Begin

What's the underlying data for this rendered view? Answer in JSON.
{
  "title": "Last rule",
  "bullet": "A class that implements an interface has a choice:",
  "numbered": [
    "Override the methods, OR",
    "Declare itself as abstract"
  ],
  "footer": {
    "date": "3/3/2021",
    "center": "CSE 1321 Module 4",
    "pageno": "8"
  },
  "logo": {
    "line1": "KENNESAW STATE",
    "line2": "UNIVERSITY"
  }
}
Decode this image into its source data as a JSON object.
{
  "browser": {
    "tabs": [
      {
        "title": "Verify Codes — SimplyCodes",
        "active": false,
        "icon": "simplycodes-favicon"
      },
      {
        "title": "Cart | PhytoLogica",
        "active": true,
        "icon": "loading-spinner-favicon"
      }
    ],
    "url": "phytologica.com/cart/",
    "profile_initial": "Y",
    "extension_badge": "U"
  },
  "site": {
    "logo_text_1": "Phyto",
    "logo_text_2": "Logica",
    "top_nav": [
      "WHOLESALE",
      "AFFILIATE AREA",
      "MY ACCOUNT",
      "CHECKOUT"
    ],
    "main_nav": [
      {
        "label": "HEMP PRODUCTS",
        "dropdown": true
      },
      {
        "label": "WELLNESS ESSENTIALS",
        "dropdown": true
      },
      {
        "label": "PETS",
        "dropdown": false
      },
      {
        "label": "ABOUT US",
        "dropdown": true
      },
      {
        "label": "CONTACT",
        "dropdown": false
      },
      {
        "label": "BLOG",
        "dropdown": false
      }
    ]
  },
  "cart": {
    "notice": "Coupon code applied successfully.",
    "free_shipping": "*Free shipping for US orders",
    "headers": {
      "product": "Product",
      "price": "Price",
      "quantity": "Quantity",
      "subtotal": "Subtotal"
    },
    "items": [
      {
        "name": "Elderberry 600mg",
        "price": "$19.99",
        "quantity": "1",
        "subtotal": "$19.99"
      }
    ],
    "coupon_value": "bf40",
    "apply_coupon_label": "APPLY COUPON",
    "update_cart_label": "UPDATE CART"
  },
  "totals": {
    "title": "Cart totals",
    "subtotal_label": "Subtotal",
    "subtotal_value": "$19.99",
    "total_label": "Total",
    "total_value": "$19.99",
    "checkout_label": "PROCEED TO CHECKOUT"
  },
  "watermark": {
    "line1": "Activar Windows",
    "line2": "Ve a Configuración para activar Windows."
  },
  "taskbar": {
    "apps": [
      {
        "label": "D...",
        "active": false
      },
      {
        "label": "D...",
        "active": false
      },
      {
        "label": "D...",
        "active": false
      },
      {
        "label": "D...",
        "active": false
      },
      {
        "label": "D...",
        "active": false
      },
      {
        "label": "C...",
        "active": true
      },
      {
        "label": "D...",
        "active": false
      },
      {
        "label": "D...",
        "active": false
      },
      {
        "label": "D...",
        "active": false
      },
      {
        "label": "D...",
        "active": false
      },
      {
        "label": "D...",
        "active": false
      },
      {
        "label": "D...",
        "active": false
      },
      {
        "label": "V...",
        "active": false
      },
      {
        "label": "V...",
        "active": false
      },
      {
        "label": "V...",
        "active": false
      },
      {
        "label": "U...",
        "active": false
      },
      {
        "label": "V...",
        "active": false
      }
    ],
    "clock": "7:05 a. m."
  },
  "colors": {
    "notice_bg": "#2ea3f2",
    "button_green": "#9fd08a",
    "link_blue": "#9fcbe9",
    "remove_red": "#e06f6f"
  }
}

End

PROMPT: Using the listing above, pick out each line that contains the word "data", then copy it.

FINISHED ANSWER:
What's the underlying data for this rendered view? Answer in JSON.
Decode this image into its source data as a JSON object.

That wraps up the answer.